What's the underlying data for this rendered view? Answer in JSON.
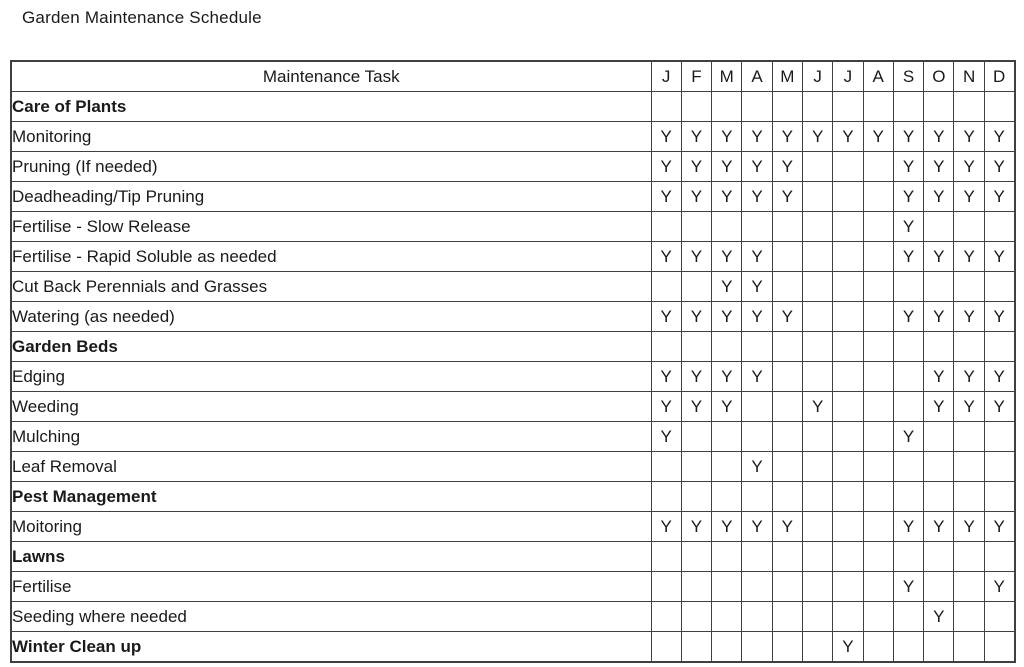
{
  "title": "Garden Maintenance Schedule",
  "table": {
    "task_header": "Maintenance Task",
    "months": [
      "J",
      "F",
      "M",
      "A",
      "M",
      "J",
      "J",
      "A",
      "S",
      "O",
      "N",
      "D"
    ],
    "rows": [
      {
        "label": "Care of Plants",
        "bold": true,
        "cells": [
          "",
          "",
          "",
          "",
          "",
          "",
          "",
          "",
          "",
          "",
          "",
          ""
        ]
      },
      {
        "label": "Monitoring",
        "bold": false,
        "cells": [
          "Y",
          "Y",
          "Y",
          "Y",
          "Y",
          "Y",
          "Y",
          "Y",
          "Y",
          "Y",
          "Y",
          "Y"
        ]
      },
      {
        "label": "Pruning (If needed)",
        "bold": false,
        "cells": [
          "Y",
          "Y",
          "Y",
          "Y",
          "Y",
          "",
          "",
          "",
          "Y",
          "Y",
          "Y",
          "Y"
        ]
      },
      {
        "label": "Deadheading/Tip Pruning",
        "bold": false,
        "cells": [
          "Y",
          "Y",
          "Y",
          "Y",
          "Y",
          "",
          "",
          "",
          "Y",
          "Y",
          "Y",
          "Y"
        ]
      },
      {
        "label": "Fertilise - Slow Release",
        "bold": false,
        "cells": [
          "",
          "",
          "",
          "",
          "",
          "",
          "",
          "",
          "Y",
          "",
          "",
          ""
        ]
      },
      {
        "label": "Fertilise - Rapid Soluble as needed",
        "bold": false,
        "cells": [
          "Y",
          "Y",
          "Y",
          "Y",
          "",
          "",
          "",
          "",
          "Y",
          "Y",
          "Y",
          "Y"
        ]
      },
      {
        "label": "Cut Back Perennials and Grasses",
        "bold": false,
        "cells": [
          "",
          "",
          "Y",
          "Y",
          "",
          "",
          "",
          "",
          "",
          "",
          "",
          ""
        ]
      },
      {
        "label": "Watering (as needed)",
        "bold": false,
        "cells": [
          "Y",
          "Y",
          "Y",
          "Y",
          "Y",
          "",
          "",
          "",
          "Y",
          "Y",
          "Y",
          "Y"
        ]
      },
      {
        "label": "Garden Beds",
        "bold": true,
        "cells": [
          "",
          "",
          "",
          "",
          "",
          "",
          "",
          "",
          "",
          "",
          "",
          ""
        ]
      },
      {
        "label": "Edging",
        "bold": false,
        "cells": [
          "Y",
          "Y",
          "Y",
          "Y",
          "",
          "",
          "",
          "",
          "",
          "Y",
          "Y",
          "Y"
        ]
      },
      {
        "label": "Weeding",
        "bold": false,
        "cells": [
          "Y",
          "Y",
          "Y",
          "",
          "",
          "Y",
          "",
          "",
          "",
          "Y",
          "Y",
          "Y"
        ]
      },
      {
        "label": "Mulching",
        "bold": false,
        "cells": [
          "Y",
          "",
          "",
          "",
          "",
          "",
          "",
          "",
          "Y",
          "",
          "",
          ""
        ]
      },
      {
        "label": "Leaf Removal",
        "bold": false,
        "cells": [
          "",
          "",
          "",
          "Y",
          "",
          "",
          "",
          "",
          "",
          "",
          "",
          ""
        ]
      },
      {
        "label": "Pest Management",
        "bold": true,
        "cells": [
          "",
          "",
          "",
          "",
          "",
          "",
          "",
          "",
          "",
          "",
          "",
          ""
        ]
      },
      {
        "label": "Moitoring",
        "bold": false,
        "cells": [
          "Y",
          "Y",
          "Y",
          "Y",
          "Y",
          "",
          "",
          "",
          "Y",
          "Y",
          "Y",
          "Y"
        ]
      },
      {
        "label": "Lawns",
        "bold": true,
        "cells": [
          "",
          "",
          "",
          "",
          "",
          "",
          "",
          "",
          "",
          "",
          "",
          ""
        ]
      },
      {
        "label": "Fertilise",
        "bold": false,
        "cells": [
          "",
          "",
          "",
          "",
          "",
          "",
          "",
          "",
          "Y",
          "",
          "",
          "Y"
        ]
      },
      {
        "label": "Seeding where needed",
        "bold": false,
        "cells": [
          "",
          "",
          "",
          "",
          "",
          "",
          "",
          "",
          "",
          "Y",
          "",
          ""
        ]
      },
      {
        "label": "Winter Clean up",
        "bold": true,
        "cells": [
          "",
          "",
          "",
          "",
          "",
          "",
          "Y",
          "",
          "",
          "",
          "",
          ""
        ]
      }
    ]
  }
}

----

• _Goal_: What is the number of lines in the data above that include the word "Fertilise"? Answer with that number only.

• _Worked solution_: 3